##### Stored records
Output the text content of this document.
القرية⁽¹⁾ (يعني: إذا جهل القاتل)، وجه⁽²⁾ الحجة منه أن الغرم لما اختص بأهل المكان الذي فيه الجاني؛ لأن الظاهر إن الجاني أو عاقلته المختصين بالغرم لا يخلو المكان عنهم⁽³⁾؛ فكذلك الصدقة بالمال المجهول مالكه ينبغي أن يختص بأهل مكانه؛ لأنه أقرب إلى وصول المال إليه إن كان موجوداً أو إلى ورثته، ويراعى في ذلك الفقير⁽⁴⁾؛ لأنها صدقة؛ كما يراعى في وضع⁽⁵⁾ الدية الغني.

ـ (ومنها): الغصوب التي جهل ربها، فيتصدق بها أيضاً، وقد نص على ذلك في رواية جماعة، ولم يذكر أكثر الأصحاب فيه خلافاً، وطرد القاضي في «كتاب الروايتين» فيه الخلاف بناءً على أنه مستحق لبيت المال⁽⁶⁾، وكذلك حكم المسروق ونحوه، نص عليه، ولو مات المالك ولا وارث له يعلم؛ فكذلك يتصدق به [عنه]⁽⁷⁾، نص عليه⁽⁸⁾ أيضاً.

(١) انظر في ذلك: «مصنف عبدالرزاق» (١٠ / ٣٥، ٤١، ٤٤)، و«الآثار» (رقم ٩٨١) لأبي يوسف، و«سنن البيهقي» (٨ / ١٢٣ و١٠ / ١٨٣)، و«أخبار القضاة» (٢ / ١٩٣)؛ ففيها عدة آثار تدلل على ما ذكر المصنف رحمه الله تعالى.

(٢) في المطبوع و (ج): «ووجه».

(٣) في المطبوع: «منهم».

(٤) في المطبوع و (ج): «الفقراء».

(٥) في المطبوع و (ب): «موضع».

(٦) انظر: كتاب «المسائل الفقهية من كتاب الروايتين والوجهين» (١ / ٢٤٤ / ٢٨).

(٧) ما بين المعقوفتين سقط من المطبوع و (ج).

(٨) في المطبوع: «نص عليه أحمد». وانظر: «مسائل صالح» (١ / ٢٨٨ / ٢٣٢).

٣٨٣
##########
What this task involves
Your task is to retype all the records above with nothing left out.

Result
Output the text content of this document.
القرية⁽¹⁾ (يعني: إذا جهل القاتل)، وجه⁽²⁾ الحجة منه أن الغرم لما اختص بأهل المكان الذي فيه الجاني؛ لأن الظاهر إن الجاني أو عاقلته المختصين بالغرم لا يخلو المكان عنهم⁽³⁾؛ فكذلك الصدقة بالمال المجهول مالكه ينبغي أن يختص بأهل مكانه؛ لأنه أقرب إلى وصول المال إليه إن كان موجوداً أو إلى ورثته، ويراعى في ذلك الفقير⁽⁴⁾؛ لأنها صدقة؛ كما يراعى في وضع⁽⁵⁾ الدية الغني.

ـ (ومنها): الغصوب التي جهل ربها، فيتصدق بها أيضاً، وقد نص على ذلك في رواية جماعة، ولم يذكر أكثر الأصحاب فيه خلافاً، وطرد القاضي في «كتاب الروايتين» فيه الخلاف بناءً على أنه مستحق لبيت المال⁽⁶⁾، وكذلك حكم المسروق ونحوه، نص عليه، ولو مات المالك ولا وارث له يعلم؛ فكذلك يتصدق به [عنه]⁽⁷⁾، نص عليه⁽⁸⁾ أيضاً.

(١) انظر في ذلك: «مصنف عبدالرزاق» (١٠ / ٣٥، ٤١، ٤٤)، و«الآثار» (رقم ٩٨١) لأبي يوسف، و«سنن البيهقي» (٨ / ١٢٣ و١٠ / ١٨٣)، و«أخبار القضاة» (٢ / ١٩٣)؛ ففيها عدة آثار تدلل على ما ذكر المصنف رحمه الله تعالى.

(٢) في المطبوع و (ج): «ووجه».

(٣) في المطبوع: «منهم».

(٤) في المطبوع و (ج): «الفقراء».

(٥) في المطبوع و (ب): «موضع».

(٦) انظر: كتاب «المسائل الفقهية من كتاب الروايتين والوجهين» (١ / ٢٤٤ / ٢٨).

(٧) ما بين المعقوفتين سقط من المطبوع و (ج).

(٨) في المطبوع: «نص عليه أحمد». وانظر: «مسائل صالح» (١ / ٢٨٨ / ٢٣٢).

٣٨٣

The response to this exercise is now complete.